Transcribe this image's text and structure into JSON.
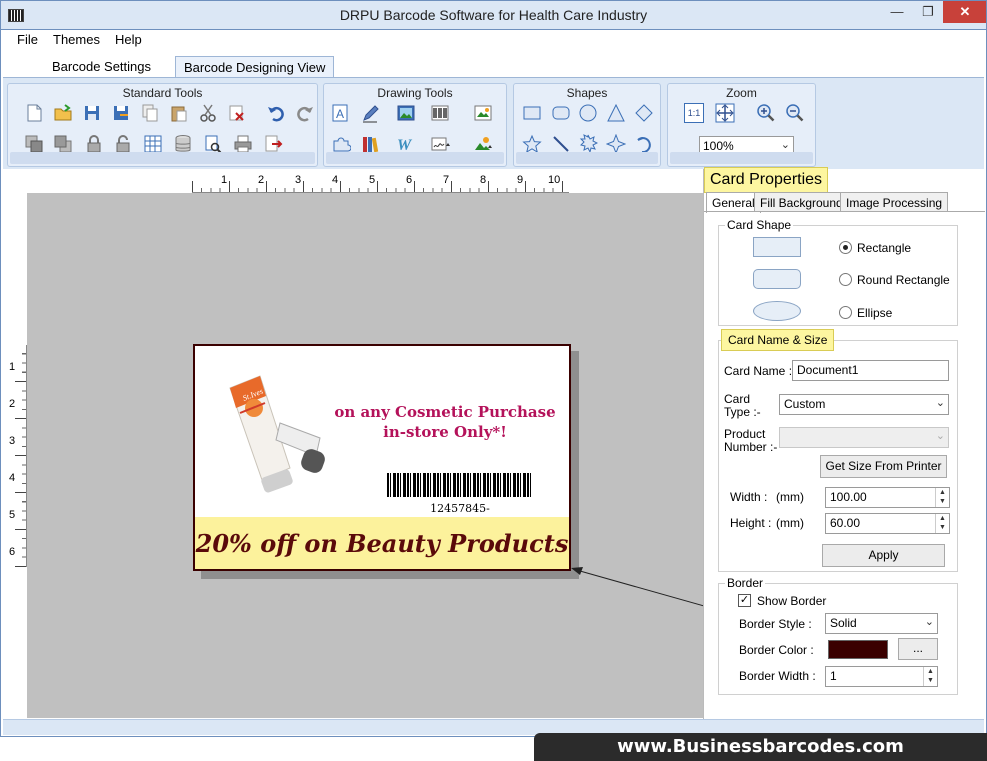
{
  "window": {
    "title": "DRPU Barcode Software for Health Care Industry",
    "min": "—",
    "max": "❐",
    "close": "✕"
  },
  "menu": [
    "File",
    "Themes",
    "Help"
  ],
  "tabs": [
    "Barcode Settings",
    "Barcode Designing View"
  ],
  "ribbon": {
    "standard_tools": "Standard Tools",
    "drawing_tools": "Drawing Tools",
    "shapes": "Shapes",
    "zoom": "Zoom",
    "zoom_value": "100%",
    "zoom_actual_label": "1:1"
  },
  "rulers": {
    "horizontal": [
      "1",
      "2",
      "3",
      "4",
      "5",
      "6",
      "7",
      "8",
      "9",
      "10"
    ],
    "vertical": [
      "1",
      "2",
      "3",
      "4",
      "5",
      "6"
    ]
  },
  "card": {
    "promo_line1": "on any Cosmetic Purchase",
    "promo_line2": "in-store Only*!",
    "barcode_number": "12457845-",
    "banner": "20% off on Beauty Products",
    "product_brand": "St.Ives"
  },
  "props": {
    "title": "Card Properties",
    "tabs": [
      "General",
      "Fill Background",
      "Image Processing"
    ],
    "card_shape_legend": "Card Shape",
    "shapes": [
      "Rectangle",
      "Round Rectangle",
      "Ellipse"
    ],
    "selected_shape": "Rectangle",
    "name_size_title": "Card  Name & Size",
    "card_name_label": "Card Name :",
    "card_name_value": "Document1",
    "card_type_label_1": "Card",
    "card_type_label_2": "Type :-",
    "card_type_value": "Custom",
    "product_number_label_1": "Product",
    "product_number_label_2": "Number :-",
    "get_size_button": "Get Size From Printer",
    "width_label": "Width :",
    "height_label": "Height :",
    "unit": "(mm)",
    "width_value": "100.00",
    "height_value": "60.00",
    "apply_button": "Apply",
    "border_legend": "Border",
    "show_border_label": "Show Border",
    "show_border_checked": true,
    "border_style_label": "Border Style :",
    "border_style_value": "Solid",
    "border_color_label": "Border Color :",
    "border_color": "#3a0000",
    "border_color_button": "...",
    "border_width_label": "Border Width :",
    "border_width_value": "1"
  },
  "footer": "www.Businessbarcodes.com"
}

### WHAT THIS TASK INVOLVES
Omit each picture, then return all of the listing exactly as it stands.

### TASK OUTPUT
Transcribe this image's text and structure into JSON.
{
  "window": {
    "title": "DRPU Barcode Software for Health Care Industry",
    "min": "—",
    "max": "❐",
    "close": "✕"
  },
  "menu": [
    "File",
    "Themes",
    "Help"
  ],
  "tabs": [
    "Barcode Settings",
    "Barcode Designing View"
  ],
  "ribbon": {
    "standard_tools": "Standard Tools",
    "drawing_tools": "Drawing Tools",
    "shapes": "Shapes",
    "zoom": "Zoom",
    "zoom_value": "100%",
    "zoom_actual_label": "1:1"
  },
  "rulers": {
    "horizontal": [
      "1",
      "2",
      "3",
      "4",
      "5",
      "6",
      "7",
      "8",
      "9",
      "10"
    ],
    "vertical": [
      "1",
      "2",
      "3",
      "4",
      "5",
      "6"
    ]
  },
  "card": {
    "promo_line1": "on any Cosmetic Purchase",
    "promo_line2": "in-store Only*!",
    "barcode_number": "12457845-",
    "banner": "20% off on Beauty Products",
    "product_brand": "St.Ives"
  },
  "props": {
    "title": "Card Properties",
    "tabs": [
      "General",
      "Fill Background",
      "Image Processing"
    ],
    "card_shape_legend": "Card Shape",
    "shapes": [
      "Rectangle",
      "Round Rectangle",
      "Ellipse"
    ],
    "selected_shape": "Rectangle",
    "name_size_title": "Card  Name & Size",
    "card_name_label": "Card Name :",
    "card_name_value": "Document1",
    "card_type_label_1": "Card",
    "card_type_label_2": "Type :-",
    "card_type_value": "Custom",
    "product_number_label_1": "Product",
    "product_number_label_2": "Number :-",
    "get_size_button": "Get Size From Printer",
    "width_label": "Width :",
    "height_label": "Height :",
    "unit": "(mm)",
    "width_value": "100.00",
    "height_value": "60.00",
    "apply_button": "Apply",
    "border_legend": "Border",
    "show_border_label": "Show Border",
    "show_border_checked": true,
    "border_style_label": "Border Style :",
    "border_style_value": "Solid",
    "border_color_label": "Border Color :",
    "border_color": "#3a0000",
    "border_color_button": "...",
    "border_width_label": "Border Width :",
    "border_width_value": "1"
  },
  "footer": "www.Businessbarcodes.com"
}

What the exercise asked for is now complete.